INSTRUCTION:
Extract the complete listing and output it unchanged.

RECORDED DATA:

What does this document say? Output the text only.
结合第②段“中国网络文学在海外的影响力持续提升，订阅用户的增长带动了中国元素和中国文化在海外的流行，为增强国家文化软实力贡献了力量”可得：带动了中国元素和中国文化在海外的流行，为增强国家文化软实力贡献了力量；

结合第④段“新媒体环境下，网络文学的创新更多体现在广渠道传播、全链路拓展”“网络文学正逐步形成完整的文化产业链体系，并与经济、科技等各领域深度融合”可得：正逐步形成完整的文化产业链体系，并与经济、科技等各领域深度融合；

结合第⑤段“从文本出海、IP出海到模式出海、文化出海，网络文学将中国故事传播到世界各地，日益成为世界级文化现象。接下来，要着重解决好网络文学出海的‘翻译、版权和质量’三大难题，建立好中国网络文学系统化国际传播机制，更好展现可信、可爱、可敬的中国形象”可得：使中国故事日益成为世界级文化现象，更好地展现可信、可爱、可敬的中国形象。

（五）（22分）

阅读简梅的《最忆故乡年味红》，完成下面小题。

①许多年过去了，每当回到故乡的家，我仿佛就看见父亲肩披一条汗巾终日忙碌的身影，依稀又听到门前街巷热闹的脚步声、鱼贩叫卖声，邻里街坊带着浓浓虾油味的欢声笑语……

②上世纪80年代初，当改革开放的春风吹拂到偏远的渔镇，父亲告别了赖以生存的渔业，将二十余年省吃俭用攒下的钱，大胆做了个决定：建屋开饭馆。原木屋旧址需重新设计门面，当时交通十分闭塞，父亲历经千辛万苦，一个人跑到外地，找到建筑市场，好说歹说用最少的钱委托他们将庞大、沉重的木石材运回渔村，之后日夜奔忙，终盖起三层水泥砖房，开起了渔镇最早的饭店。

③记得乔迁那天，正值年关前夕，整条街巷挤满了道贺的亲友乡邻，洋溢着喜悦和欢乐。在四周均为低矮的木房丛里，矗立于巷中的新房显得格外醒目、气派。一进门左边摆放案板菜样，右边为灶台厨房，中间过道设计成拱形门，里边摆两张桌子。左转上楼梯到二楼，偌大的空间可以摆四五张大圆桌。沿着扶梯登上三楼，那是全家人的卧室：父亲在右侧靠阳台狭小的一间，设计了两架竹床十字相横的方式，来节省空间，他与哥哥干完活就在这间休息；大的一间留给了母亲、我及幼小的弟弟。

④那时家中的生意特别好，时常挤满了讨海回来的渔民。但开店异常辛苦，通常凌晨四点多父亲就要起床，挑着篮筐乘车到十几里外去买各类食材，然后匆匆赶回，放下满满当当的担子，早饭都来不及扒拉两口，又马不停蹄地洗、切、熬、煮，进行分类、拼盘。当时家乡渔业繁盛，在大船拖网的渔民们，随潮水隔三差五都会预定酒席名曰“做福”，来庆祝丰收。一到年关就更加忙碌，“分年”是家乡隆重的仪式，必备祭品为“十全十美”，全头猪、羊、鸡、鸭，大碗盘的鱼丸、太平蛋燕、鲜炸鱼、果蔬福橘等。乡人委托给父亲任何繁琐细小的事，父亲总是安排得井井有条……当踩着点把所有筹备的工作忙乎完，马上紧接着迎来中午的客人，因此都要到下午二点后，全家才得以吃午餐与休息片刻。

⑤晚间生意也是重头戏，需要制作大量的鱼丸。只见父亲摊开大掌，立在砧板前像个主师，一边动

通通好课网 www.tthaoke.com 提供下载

EXERCISE OUTPUT:
What does this document say? Output the text only.
结合第②段“中国网络文学在海外的影响力持续提升，订阅用户的增长带动了中国元素和中国文化在海外的流行，为增强国家文化软实力贡献了力量”可得：带动了中国元素和中国文化在海外的流行，为增强国家文化软实力贡献了力量；

结合第④段“新媒体环境下，网络文学的创新更多体现在广渠道传播、全链路拓展”“网络文学正逐步形成完整的文化产业链体系，并与经济、科技等各领域深度融合”可得：正逐步形成完整的文化产业链体系，并与经济、科技等各领域深度融合；

结合第⑤段“从文本出海、IP出海到模式出海、文化出海，网络文学将中国故事传播到世界各地，日益成为世界级文化现象。接下来，要着重解决好网络文学出海的‘翻译、版权和质量’三大难题，建立好中国网络文学系统化国际传播机制，更好展现可信、可爱、可敬的中国形象”可得：使中国故事日益成为世界级文化现象，更好地展现可信、可爱、可敬的中国形象。

（五）（22分）

阅读简梅的《最忆故乡年味红》，完成下面小题。

①许多年过去了，每当回到故乡的家，我仿佛就看见父亲肩披一条汗巾终日忙碌的身影，依稀又听到门前街巷热闹的脚步声、鱼贩叫卖声，邻里街坊带着浓浓虾油味的欢声笑语……

②上世纪80年代初，当改革开放的春风吹拂到偏远的渔镇，父亲告别了赖以生存的渔业，将二十余年省吃俭用攒下的钱，大胆做了个决定：建屋开饭馆。原木屋旧址需重新设计门面，当时交通十分闭塞，父亲历经千辛万苦，一个人跑到外地，找到建筑市场，好说歹说用最少的钱委托他们将庞大、沉重的木石材运回渔村，之后日夜奔忙，终盖起三层水泥砖房，开起了渔镇最早的饭店。

③记得乔迁那天，正值年关前夕，整条街巷挤满了道贺的亲友乡邻，洋溢着喜悦和欢乐。在四周均为低矮的木房丛里，矗立于巷中的新房显得格外醒目、气派。一进门左边摆放案板菜样，右边为灶台厨房，中间过道设计成拱形门，里边摆两张桌子。左转上楼梯到二楼，偌大的空间可以摆四五张大圆桌。沿着扶梯登上三楼，那是全家人的卧室：父亲在右侧靠阳台狭小的一间，设计了两架竹床十字相横的方式，来节省空间，他与哥哥干完活就在这间休息；大的一间留给了母亲、我及幼小的弟弟。

④那时家中的生意特别好，时常挤满了讨海回来的渔民。但开店异常辛苦，通常凌晨四点多父亲就要起床，挑着篮筐乘车到十几里外去买各类食材，然后匆匆赶回，放下满满当当的担子，早饭都来不及扒拉两口，又马不停蹄地洗、切、熬、煮，进行分类、拼盘。当时家乡渔业繁盛，在大船拖网的渔民们，随潮水隔三差五都会预定酒席名曰“做福”，来庆祝丰收。一到年关就更加忙碌，“分年”是家乡隆重的仪式，必备祭品为“十全十美”，全头猪、羊、鸡、鸭，大碗盘的鱼丸、太平蛋燕、鲜炸鱼、果蔬福橘等。乡人委托给父亲任何繁琐细小的事，父亲总是安排得井井有条……当踩着点把所有筹备的工作忙乎完，马上紧接着迎来中午的客人，因此都要到下午二点后，全家才得以吃午餐与休息片刻。

⑤晚间生意也是重头戏，需要制作大量的鱼丸。只见父亲摊开大掌，立在砧板前像个主师，一边动

通通好课网 www.tthaoke.com 提供下载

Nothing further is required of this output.